● **SET TASK**
Below is a block of records; reproduce all of them exactly and leave out any pictures.

(Records that describe figures)
========

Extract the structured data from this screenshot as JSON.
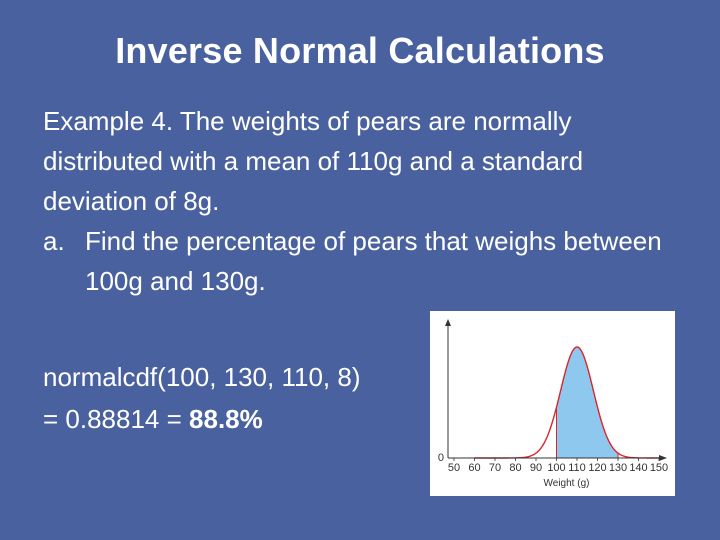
{
  "slide": {
    "title": "Inverse Normal Calculations",
    "paragraph": "Example 4. The weights of pears are normally distributed with a mean of 110g and a standard deviation of 8g.",
    "item_marker": "a.",
    "item_text": "Find the percentage of pears that weighs between 100g and 130g.",
    "formula_line1": "normalcdf(100, 130, 110, 8)",
    "formula_line2_prefix": "= 0.88814 = ",
    "formula_line2_result": "88.8%"
  },
  "chart_data": {
    "type": "area",
    "xlabel": "Weight (g)",
    "x_ticks": [
      50,
      60,
      70,
      80,
      90,
      100,
      110,
      120,
      130,
      140,
      150
    ],
    "y_ticks": [
      0
    ],
    "xlim": [
      50,
      150
    ],
    "mean": 110,
    "sd": 8,
    "shaded_range": [
      100,
      130
    ],
    "colors": {
      "curve": "#d9262b",
      "shade": "#8fc8ee",
      "axis": "#333333"
    }
  }
}
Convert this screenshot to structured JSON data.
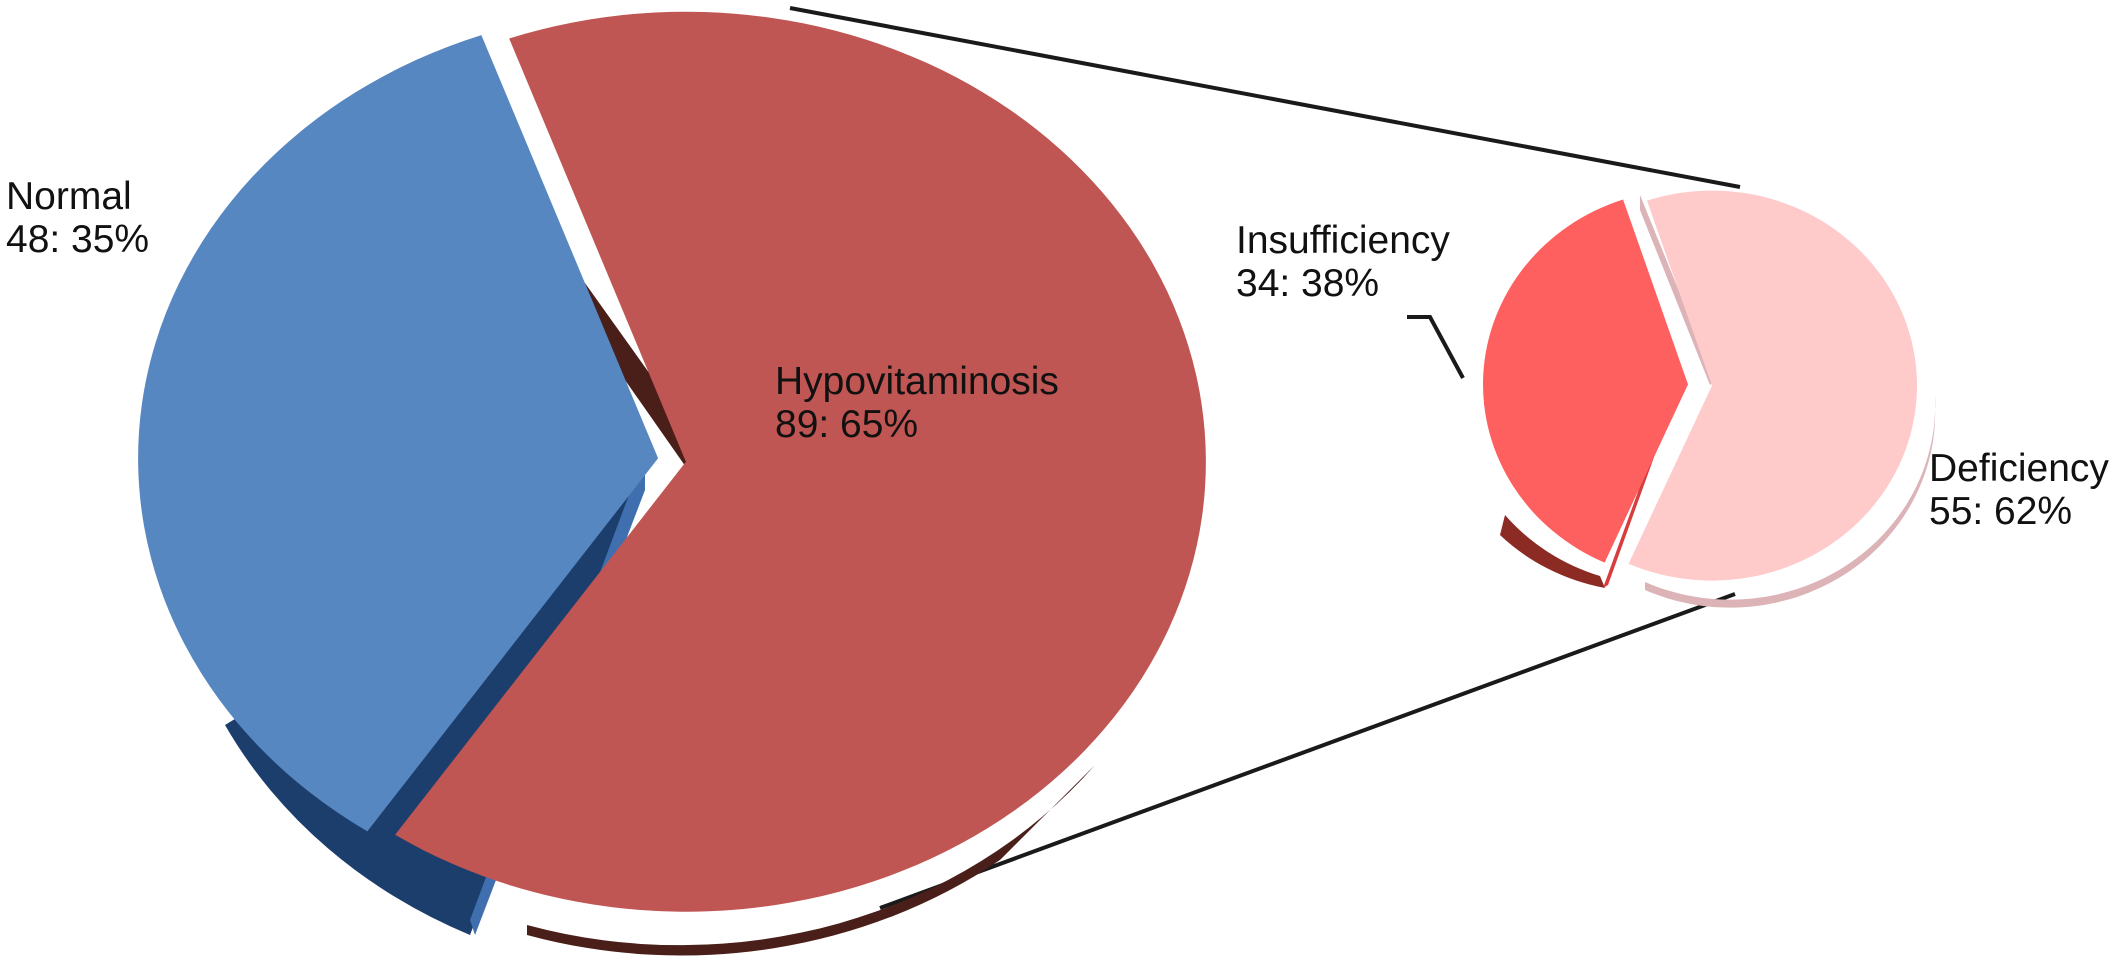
{
  "chart_data": [
    {
      "type": "pie",
      "title": "",
      "categories": [
        "Normal",
        "Hypovitaminosis"
      ],
      "values": [
        48,
        89
      ],
      "percent_labels": [
        "35%",
        "65%"
      ],
      "labels": [
        "Normal",
        "Hypovitaminosis"
      ],
      "value_labels": [
        "48: 35%",
        "89: 65%"
      ],
      "colors": [
        "#5787c1",
        "#c05653"
      ],
      "exploded": true,
      "three_d": true
    },
    {
      "type": "pie",
      "title": "",
      "breakdown_of": "Hypovitaminosis",
      "categories": [
        "Insufficiency",
        "Deficiency"
      ],
      "values": [
        34,
        55
      ],
      "percent_labels": [
        "38%",
        "62%"
      ],
      "labels": [
        "Insufficiency",
        "Deficiency"
      ],
      "value_labels": [
        "34: 38%",
        "55: 62%"
      ],
      "colors": [
        "#fe6060",
        "#fecaca"
      ],
      "exploded": true,
      "three_d": true
    }
  ]
}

========

● **TASK SOLUTION**
Extract the structured data from this screenshot as JSON.
{
  "slide": {
    "title": "Inverse Normal Calculations",
    "paragraph": "Example 4. The weights of pears are normally distributed with a mean of 110g and a standard deviation of 8g.",
    "item_marker": "a.",
    "item_text": "Find the percentage of pears that weighs between 100g and 130g.",
    "formula_line1": "normalcdf(100, 130, 110, 8)",
    "formula_line2_prefix": "= 0.88814 = ",
    "formula_line2_result": "88.8%"
  },
  "chart_data": {
    "type": "area",
    "xlabel": "Weight (g)",
    "x_ticks": [
      50,
      60,
      70,
      80,
      90,
      100,
      110,
      120,
      130,
      140,
      150
    ],
    "y_ticks": [
      0
    ],
    "xlim": [
      50,
      150
    ],
    "mean": 110,
    "sd": 8,
    "shaded_range": [
      100,
      130
    ],
    "colors": {
      "curve": "#d9262b",
      "shade": "#8fc8ee",
      "axis": "#333333"
    }
  }
}
Convert this screenshot to structured JSON data.
{
  "chart_data": [
    {
      "type": "pie",
      "title": "",
      "categories": [
        "Normal",
        "Hypovitaminosis"
      ],
      "values": [
        48,
        89
      ],
      "percent_labels": [
        "35%",
        "65%"
      ],
      "labels": [
        "Normal",
        "Hypovitaminosis"
      ],
      "value_labels": [
        "48: 35%",
        "89: 65%"
      ],
      "colors": [
        "#5787c1",
        "#c05653"
      ],
      "exploded": true,
      "three_d": true
    },
    {
      "type": "pie",
      "title": "",
      "breakdown_of": "Hypovitaminosis",
      "categories": [
        "Insufficiency",
        "Deficiency"
      ],
      "values": [
        34,
        55
      ],
      "percent_labels": [
        "38%",
        "62%"
      ],
      "labels": [
        "Insufficiency",
        "Deficiency"
      ],
      "value_labels": [
        "34: 38%",
        "55: 62%"
      ],
      "colors": [
        "#fe6060",
        "#fecaca"
      ],
      "exploded": true,
      "three_d": true
    }
  ]
}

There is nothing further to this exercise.